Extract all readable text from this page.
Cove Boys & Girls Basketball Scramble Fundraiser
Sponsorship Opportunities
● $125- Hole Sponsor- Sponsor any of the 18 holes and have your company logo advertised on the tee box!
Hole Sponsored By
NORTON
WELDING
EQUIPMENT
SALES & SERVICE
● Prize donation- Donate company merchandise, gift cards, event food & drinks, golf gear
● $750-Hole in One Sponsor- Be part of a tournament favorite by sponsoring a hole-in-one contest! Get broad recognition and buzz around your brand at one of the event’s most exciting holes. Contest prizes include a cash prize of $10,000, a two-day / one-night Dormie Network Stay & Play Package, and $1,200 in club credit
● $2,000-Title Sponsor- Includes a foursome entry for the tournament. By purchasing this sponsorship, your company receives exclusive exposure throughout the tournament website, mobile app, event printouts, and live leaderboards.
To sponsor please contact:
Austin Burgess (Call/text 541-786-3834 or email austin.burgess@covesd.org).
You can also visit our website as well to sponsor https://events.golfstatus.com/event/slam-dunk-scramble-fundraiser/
--
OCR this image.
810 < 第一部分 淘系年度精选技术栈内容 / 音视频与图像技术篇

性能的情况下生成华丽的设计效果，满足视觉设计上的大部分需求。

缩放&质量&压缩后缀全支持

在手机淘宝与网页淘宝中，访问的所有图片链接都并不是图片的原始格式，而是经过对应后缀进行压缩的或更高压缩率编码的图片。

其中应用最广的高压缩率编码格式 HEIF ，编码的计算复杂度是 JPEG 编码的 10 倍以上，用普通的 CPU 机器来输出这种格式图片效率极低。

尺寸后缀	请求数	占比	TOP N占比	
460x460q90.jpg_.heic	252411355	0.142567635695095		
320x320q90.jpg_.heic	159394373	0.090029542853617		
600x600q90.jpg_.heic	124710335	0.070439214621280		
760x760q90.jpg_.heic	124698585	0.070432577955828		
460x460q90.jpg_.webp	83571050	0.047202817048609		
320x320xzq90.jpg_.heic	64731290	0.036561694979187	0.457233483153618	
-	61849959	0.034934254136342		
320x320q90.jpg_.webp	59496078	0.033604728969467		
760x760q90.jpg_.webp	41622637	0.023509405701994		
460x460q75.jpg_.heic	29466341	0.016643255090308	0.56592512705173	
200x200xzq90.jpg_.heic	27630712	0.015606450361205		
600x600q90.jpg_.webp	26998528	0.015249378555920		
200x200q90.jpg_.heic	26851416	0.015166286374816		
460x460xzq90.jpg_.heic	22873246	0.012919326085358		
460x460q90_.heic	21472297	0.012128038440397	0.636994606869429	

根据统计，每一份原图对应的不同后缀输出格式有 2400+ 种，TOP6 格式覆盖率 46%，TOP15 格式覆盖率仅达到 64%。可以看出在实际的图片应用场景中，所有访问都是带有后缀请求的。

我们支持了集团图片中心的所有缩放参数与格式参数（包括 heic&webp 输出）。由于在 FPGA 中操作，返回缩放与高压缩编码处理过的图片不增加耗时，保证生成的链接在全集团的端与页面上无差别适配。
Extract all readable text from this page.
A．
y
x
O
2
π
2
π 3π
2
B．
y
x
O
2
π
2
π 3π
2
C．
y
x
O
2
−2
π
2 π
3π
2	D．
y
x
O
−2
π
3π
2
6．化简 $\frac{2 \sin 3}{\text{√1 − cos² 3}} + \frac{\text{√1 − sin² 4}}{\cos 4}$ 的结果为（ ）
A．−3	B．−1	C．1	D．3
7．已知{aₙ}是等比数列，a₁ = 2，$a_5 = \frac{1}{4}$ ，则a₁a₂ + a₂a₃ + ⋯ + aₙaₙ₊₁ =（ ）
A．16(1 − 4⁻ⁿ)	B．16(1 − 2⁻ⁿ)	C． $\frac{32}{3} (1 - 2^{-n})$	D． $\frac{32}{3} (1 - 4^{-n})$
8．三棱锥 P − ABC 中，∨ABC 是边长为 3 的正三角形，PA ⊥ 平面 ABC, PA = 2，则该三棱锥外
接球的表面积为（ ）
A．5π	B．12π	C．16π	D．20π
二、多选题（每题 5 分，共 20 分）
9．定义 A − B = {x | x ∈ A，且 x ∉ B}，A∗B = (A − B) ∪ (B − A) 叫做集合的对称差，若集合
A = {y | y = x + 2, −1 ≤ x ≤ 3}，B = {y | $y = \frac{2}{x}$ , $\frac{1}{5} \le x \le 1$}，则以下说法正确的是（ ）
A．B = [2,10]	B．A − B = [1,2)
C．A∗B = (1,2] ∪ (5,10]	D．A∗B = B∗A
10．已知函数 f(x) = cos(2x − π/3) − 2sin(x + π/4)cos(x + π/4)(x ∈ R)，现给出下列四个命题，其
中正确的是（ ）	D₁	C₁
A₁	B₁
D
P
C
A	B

What is needed → Search the records above for the string "text". Copy every line that contains it.

Exercise response →
Extract all readable text from this page.
Austin Burgess (Call/text 541-786-3834 or email austin.burgess@covesd.org).
Extract all readable text from this page.
6．化简 $\frac{2 \sin 3}{\text{√1 − cos² 3}} + \frac{\text{√1 − sin² 4}}{\cos 4}$ 的结果为（ ）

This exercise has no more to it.